- [REQUIREMENT] Substitute "items" for "elements" throughout the lines below and write them out again with nothing else changed. Omit the pictures.
======== RECORDS FOR THIS EXERCISE ========
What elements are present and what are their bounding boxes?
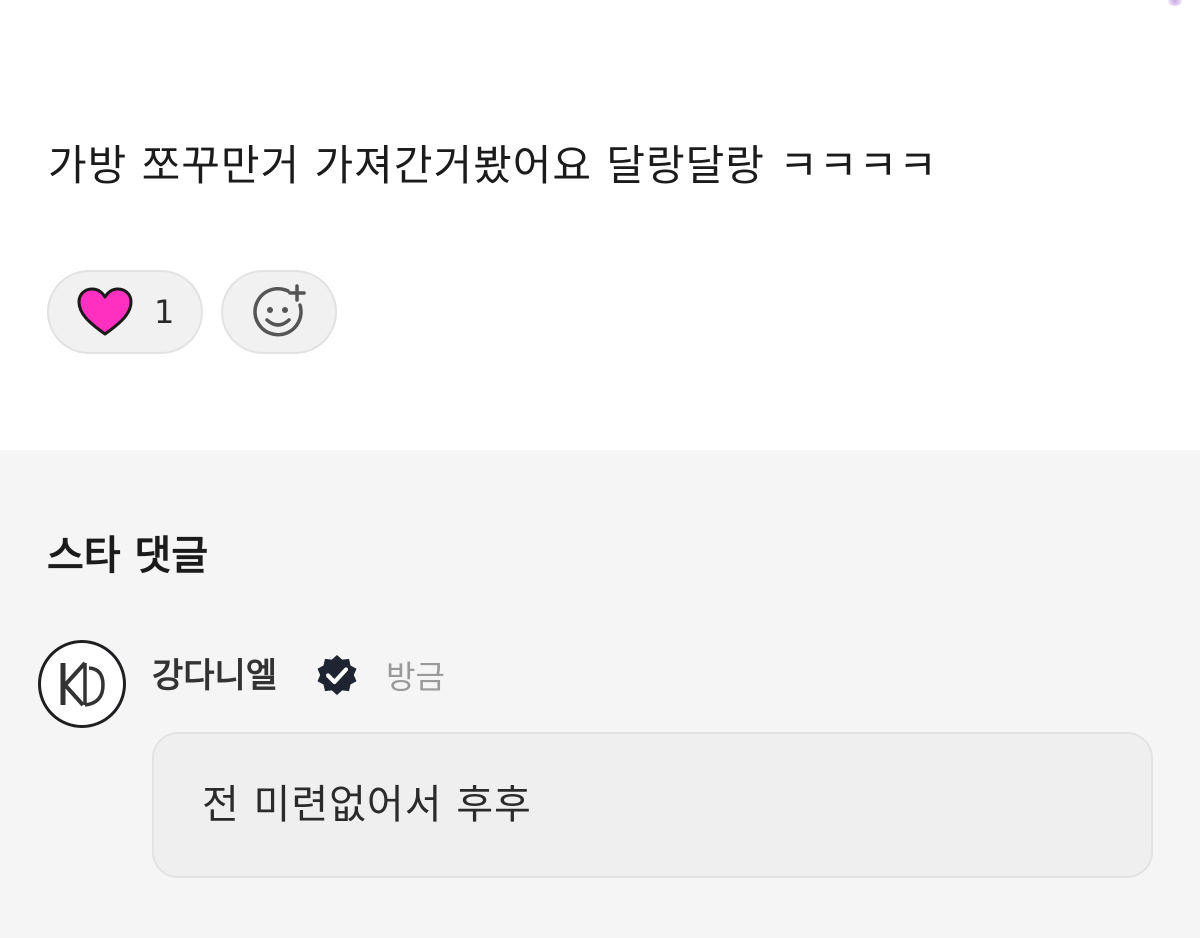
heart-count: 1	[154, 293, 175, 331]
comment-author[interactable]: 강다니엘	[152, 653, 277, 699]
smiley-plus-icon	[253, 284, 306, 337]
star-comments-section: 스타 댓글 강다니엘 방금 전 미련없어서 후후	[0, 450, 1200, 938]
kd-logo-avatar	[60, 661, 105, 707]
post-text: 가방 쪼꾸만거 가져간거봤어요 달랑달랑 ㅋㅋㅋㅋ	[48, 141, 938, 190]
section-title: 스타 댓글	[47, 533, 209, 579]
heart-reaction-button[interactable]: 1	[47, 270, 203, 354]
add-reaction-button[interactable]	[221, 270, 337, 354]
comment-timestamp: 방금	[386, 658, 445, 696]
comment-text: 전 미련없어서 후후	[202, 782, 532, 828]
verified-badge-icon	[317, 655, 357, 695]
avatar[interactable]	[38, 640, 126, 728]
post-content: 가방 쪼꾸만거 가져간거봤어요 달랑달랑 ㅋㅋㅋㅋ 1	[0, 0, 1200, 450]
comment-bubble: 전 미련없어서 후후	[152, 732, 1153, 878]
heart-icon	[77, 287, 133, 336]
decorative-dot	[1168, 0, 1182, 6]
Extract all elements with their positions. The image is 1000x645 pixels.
========
- [EXERCISE RESULT]
What items are present and what are their bounding boxes?
heart-count: 1	[154, 293, 175, 331]
comment-author[interactable]: 강다니엘	[152, 653, 277, 699]
smiley-plus-icon	[253, 284, 306, 337]
star-comments-section: 스타 댓글 강다니엘 방금 전 미련없어서 후후	[0, 450, 1200, 938]
kd-logo-avatar	[60, 661, 105, 707]
post-text: 가방 쪼꾸만거 가져간거봤어요 달랑달랑 ㅋㅋㅋㅋ	[48, 141, 938, 190]
section-title: 스타 댓글	[47, 533, 209, 579]
heart-reaction-button[interactable]: 1	[47, 270, 203, 354]
add-reaction-button[interactable]	[221, 270, 337, 354]
comment-timestamp: 방금	[386, 658, 445, 696]
comment-text: 전 미련없어서 후후	[202, 782, 532, 828]
verified-badge-icon	[317, 655, 357, 695]
avatar[interactable]	[38, 640, 126, 728]
post-content: 가방 쪼꾸만거 가져간거봤어요 달랑달랑 ㅋㅋㅋㅋ 1	[0, 0, 1200, 450]
comment-bubble: 전 미련없어서 후후	[152, 732, 1153, 878]
heart-icon	[77, 287, 133, 336]
decorative-dot	[1168, 0, 1182, 6]
Extract all items with their positions. The image is 1000x645 pixels.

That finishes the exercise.